## Source data
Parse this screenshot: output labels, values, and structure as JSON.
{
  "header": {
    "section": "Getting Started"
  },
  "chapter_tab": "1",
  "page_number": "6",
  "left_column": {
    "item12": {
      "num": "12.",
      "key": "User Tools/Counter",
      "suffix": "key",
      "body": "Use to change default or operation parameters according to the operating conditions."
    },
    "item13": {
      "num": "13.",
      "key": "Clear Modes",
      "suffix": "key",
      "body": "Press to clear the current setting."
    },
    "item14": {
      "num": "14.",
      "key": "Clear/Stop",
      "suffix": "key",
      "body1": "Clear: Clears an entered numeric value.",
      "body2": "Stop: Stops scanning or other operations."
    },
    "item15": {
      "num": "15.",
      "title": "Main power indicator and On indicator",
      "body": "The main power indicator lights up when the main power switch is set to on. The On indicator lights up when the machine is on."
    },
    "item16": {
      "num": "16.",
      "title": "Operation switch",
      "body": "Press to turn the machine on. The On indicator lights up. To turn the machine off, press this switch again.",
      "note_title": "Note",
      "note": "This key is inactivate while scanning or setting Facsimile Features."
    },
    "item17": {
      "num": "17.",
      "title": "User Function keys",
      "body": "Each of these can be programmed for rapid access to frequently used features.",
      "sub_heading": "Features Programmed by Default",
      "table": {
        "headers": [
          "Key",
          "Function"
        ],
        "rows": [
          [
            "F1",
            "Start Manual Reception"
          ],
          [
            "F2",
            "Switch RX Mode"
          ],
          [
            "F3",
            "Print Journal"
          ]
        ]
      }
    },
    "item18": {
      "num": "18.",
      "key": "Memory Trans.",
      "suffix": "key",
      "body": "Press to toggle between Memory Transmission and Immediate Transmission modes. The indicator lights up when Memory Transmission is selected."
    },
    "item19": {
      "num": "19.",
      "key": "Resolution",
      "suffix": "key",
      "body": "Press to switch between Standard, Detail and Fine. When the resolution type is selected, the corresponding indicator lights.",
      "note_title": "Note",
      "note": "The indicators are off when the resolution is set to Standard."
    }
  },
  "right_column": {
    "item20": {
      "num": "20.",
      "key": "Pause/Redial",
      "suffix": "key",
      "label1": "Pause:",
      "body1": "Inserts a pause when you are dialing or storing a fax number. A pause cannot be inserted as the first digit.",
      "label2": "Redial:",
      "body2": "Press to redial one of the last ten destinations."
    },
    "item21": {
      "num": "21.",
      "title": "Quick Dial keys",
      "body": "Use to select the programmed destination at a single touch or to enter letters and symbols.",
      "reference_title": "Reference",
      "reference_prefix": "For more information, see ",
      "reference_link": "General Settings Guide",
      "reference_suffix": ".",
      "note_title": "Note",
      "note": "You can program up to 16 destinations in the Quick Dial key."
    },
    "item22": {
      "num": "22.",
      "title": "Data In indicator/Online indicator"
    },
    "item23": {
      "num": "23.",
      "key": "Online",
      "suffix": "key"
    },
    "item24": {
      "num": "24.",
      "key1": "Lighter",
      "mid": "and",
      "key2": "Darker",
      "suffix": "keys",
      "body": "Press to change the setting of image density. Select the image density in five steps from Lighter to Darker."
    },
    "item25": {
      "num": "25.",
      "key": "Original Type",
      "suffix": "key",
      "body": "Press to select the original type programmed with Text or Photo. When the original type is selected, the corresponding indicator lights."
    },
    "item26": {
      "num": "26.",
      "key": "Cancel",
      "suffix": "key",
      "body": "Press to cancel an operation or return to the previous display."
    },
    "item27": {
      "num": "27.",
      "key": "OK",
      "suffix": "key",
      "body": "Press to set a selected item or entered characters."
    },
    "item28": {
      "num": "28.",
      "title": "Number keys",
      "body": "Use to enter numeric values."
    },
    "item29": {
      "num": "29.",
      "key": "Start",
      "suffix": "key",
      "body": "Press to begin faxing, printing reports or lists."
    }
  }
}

## Brief
Copy each line of the data that contains the word "destinations".

## Exercise answer
      "body2": "Press to redial one of the last ten destinations."
      "note": "You can program up to 16 destinations in the Quick Dial key."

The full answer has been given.